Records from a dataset
+ + + + +
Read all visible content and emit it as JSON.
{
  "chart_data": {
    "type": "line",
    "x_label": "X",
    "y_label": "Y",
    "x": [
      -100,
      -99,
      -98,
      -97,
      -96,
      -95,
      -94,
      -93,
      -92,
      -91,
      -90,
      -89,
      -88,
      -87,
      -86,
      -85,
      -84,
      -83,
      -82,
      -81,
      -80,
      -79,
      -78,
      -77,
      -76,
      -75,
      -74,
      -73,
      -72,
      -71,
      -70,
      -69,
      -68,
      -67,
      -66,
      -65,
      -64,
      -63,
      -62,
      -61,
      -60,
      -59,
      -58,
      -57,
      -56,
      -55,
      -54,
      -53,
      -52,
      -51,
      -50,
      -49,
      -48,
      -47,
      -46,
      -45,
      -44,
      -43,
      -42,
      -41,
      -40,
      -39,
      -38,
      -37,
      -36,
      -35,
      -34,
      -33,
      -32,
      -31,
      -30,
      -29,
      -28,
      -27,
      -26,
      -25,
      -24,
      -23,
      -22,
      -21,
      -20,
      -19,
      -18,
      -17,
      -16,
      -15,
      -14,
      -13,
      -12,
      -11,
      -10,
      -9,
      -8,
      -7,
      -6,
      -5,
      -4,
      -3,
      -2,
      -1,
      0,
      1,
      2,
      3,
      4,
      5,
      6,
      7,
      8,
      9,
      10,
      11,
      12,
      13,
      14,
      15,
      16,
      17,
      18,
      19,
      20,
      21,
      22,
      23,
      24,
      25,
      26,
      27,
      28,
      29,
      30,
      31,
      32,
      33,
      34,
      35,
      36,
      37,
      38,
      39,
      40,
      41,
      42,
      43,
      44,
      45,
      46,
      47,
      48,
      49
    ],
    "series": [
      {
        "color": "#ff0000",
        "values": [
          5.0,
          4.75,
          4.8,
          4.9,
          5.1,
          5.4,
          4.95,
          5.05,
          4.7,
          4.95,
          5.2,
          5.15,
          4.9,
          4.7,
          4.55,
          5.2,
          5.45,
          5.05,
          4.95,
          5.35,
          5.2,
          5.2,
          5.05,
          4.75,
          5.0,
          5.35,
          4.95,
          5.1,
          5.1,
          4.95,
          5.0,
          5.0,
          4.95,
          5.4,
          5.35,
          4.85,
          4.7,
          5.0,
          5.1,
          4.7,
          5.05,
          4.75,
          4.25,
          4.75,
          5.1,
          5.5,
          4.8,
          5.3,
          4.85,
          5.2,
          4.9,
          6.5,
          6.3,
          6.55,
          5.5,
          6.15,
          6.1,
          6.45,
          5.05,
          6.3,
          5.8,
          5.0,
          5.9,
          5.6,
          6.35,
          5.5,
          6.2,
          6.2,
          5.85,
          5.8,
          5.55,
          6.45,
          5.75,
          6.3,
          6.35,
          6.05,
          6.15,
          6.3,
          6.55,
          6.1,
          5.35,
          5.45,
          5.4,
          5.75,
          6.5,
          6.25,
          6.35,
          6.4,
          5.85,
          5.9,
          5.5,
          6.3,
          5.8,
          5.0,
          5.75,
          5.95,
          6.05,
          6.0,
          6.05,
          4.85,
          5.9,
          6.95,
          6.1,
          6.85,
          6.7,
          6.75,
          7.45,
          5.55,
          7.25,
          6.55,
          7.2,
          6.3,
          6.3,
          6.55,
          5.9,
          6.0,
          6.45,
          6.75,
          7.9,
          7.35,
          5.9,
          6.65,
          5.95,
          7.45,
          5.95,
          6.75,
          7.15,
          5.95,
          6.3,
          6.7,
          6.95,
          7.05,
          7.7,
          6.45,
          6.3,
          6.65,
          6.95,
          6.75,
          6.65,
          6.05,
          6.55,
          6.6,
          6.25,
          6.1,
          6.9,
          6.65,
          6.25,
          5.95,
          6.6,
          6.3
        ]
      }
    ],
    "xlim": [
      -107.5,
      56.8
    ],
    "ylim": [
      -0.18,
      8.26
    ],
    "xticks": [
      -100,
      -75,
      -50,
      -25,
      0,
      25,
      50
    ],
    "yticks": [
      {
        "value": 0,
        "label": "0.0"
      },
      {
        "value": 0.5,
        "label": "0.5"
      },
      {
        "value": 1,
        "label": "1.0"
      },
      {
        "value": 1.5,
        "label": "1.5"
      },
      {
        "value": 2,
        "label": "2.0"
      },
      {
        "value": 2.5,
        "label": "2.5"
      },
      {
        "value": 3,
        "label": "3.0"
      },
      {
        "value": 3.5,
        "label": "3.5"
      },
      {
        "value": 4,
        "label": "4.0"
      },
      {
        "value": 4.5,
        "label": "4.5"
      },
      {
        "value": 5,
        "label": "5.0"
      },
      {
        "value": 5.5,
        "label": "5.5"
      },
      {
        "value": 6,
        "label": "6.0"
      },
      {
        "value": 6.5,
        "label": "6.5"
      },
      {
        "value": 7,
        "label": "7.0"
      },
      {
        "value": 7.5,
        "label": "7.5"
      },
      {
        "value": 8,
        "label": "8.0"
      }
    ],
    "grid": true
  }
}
+ + + + +
Return all of the data exactly as it reads.

Read all visible content and emit it as JSON.
{
  "chart_data": {
    "type": "line",
    "x_label": "X",
    "y_label": "Y",
    "x": [
      -100,
      -99,
      -98,
      -97,
      -96,
      -95,
      -94,
      -93,
      -92,
      -91,
      -90,
      -89,
      -88,
      -87,
      -86,
      -85,
      -84,
      -83,
      -82,
      -81,
      -80,
      -79,
      -78,
      -77,
      -76,
      -75,
      -74,
      -73,
      -72,
      -71,
      -70,
      -69,
      -68,
      -67,
      -66,
      -65,
      -64,
      -63,
      -62,
      -61,
      -60,
      -59,
      -58,
      -57,
      -56,
      -55,
      -54,
      -53,
      -52,
      -51,
      -50,
      -49,
      -48,
      -47,
      -46,
      -45,
      -44,
      -43,
      -42,
      -41,
      -40,
      -39,
      -38,
      -37,
      -36,
      -35,
      -34,
      -33,
      -32,
      -31,
      -30,
      -29,
      -28,
      -27,
      -26,
      -25,
      -24,
      -23,
      -22,
      -21,
      -20,
      -19,
      -18,
      -17,
      -16,
      -15,
      -14,
      -13,
      -12,
      -11,
      -10,
      -9,
      -8,
      -7,
      -6,
      -5,
      -4,
      -3,
      -2,
      -1,
      0,
      1,
      2,
      3,
      4,
      5,
      6,
      7,
      8,
      9,
      10,
      11,
      12,
      13,
      14,
      15,
      16,
      17,
      18,
      19,
      20,
      21,
      22,
      23,
      24,
      25,
      26,
      27,
      28,
      29,
      30,
      31,
      32,
      33,
      34,
      35,
      36,
      37,
      38,
      39,
      40,
      41,
      42,
      43,
      44,
      45,
      46,
      47,
      48,
      49
    ],
    "series": [
      {
        "color": "#ff0000",
        "values": [
          5.0,
          4.75,
          4.8,
          4.9,
          5.1,
          5.4,
          4.95,
          5.05,
          4.7,
          4.95,
          5.2,
          5.15,
          4.9,
          4.7,
          4.55,
          5.2,
          5.45,
          5.05,
          4.95,
          5.35,
          5.2,
          5.2,
          5.05,
          4.75,
          5.0,
          5.35,
          4.95,
          5.1,
          5.1,
          4.95,
          5.0,
          5.0,
          4.95,
          5.4,
          5.35,
          4.85,
          4.7,
          5.0,
          5.1,
          4.7,
          5.05,
          4.75,
          4.25,
          4.75,
          5.1,
          5.5,
          4.8,
          5.3,
          4.85,
          5.2,
          4.9,
          6.5,
          6.3,
          6.55,
          5.5,
          6.15,
          6.1,
          6.45,
          5.05,
          6.3,
          5.8,
          5.0,
          5.9,
          5.6,
          6.35,
          5.5,
          6.2,
          6.2,
          5.85,
          5.8,
          5.55,
          6.45,
          5.75,
          6.3,
          6.35,
          6.05,
          6.15,
          6.3,
          6.55,
          6.1,
          5.35,
          5.45,
          5.4,
          5.75,
          6.5,
          6.25,
          6.35,
          6.4,
          5.85,
          5.9,
          5.5,
          6.3,
          5.8,
          5.0,
          5.75,
          5.95,
          6.05,
          6.0,
          6.05,
          4.85,
          5.9,
          6.95,
          6.1,
          6.85,
          6.7,
          6.75,
          7.45,
          5.55,
          7.25,
          6.55,
          7.2,
          6.3,
          6.3,
          6.55,
          5.9,
          6.0,
          6.45,
          6.75,
          7.9,
          7.35,
          5.9,
          6.65,
          5.95,
          7.45,
          5.95,
          6.75,
          7.15,
          5.95,
          6.3,
          6.7,
          6.95,
          7.05,
          7.7,
          6.45,
          6.3,
          6.65,
          6.95,
          6.75,
          6.65,
          6.05,
          6.55,
          6.6,
          6.25,
          6.1,
          6.9,
          6.65,
          6.25,
          5.95,
          6.6,
          6.3
        ]
      }
    ],
    "xlim": [
      -107.5,
      56.8
    ],
    "ylim": [
      -0.18,
      8.26
    ],
    "xticks": [
      -100,
      -75,
      -50,
      -25,
      0,
      25,
      50
    ],
    "yticks": [
      {
        "value": 0,
        "label": "0.0"
      },
      {
        "value": 0.5,
        "label": "0.5"
      },
      {
        "value": 1,
        "label": "1.0"
      },
      {
        "value": 1.5,
        "label": "1.5"
      },
      {
        "value": 2,
        "label": "2.0"
      },
      {
        "value": 2.5,
        "label": "2.5"
      },
      {
        "value": 3,
        "label": "3.0"
      },
      {
        "value": 3.5,
        "label": "3.5"
      },
      {
        "value": 4,
        "label": "4.0"
      },
      {
        "value": 4.5,
        "label": "4.5"
      },
      {
        "value": 5,
        "label": "5.0"
      },
      {
        "value": 5.5,
        "label": "5.5"
      },
      {
        "value": 6,
        "label": "6.0"
      },
      {
        "value": 6.5,
        "label": "6.5"
      },
      {
        "value": 7,
        "label": "7.0"
      },
      {
        "value": 7.5,
        "label": "7.5"
      },
      {
        "value": 8,
        "label": "8.0"
      }
    ],
    "grid": true
  }
}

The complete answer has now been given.